**AIM:** Lines containing the word "muhteşem" are to be located and copied.

↓

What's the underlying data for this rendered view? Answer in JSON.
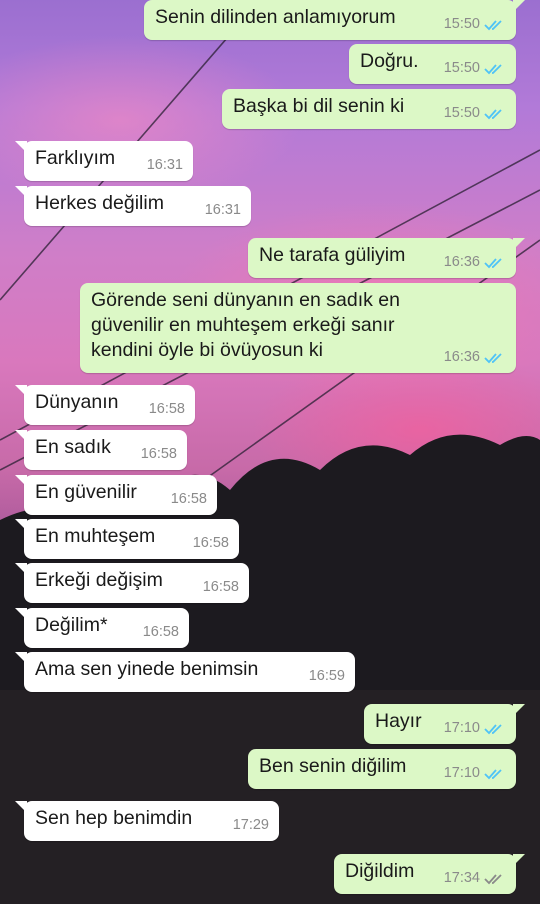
{
  "colors": {
    "incoming_bubble": "#ffffff",
    "outgoing_bubble": "#dcf8c6",
    "tick_read": "#4fc3f7",
    "tick_sent": "#8a8a8a",
    "timestamp": "#8a8a8a"
  },
  "messages": [
    {
      "direction": "out",
      "text": "Senin dilinden anlamıyorum",
      "time": "15:50",
      "status": "read"
    },
    {
      "direction": "out",
      "text": "Doğru.",
      "time": "15:50",
      "status": "read"
    },
    {
      "direction": "out",
      "text": "Başka bi dil senin ki",
      "time": "15:50",
      "status": "read"
    },
    {
      "direction": "in",
      "text": "Farklıyım",
      "time": "16:31"
    },
    {
      "direction": "in",
      "text": "Herkes değilim",
      "time": "16:31"
    },
    {
      "direction": "out",
      "text": "Ne tarafa güliyim",
      "time": "16:36",
      "status": "read"
    },
    {
      "direction": "out",
      "text": "Görende seni dünyanın en sadık en\ngüvenilir en muhteşem erkeği sanır\nkendini öyle bi övüyosun ki",
      "time": "16:36",
      "status": "read"
    },
    {
      "direction": "in",
      "text": "Dünyanın",
      "time": "16:58"
    },
    {
      "direction": "in",
      "text": "En sadık",
      "time": "16:58"
    },
    {
      "direction": "in",
      "text": "En güvenilir",
      "time": "16:58"
    },
    {
      "direction": "in",
      "text": "En muhteşem",
      "time": "16:58"
    },
    {
      "direction": "in",
      "text": "Erkeği değişim",
      "time": "16:58"
    },
    {
      "direction": "in",
      "text": "Değilim*",
      "time": "16:58"
    },
    {
      "direction": "in",
      "text": "Ama sen yinede benimsin",
      "time": "16:59"
    },
    {
      "direction": "out",
      "text": "Hayır",
      "time": "17:10",
      "status": "read"
    },
    {
      "direction": "out",
      "text": "Ben senin diğilim",
      "time": "17:10",
      "status": "read"
    },
    {
      "direction": "in",
      "text": "Sen hep benimdin",
      "time": "17:29"
    },
    {
      "direction": "out",
      "text": "Diğildim",
      "time": "17:34",
      "status": "delivered"
    }
  ]
}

↑

**FINISHED EXERCISE:**
      "text": "Görende seni dünyanın en sadık en\ngüvenilir en muhteşem erkeği sanır\nkendini öyle bi övüyosun ki",
      "text": "En muhteşem",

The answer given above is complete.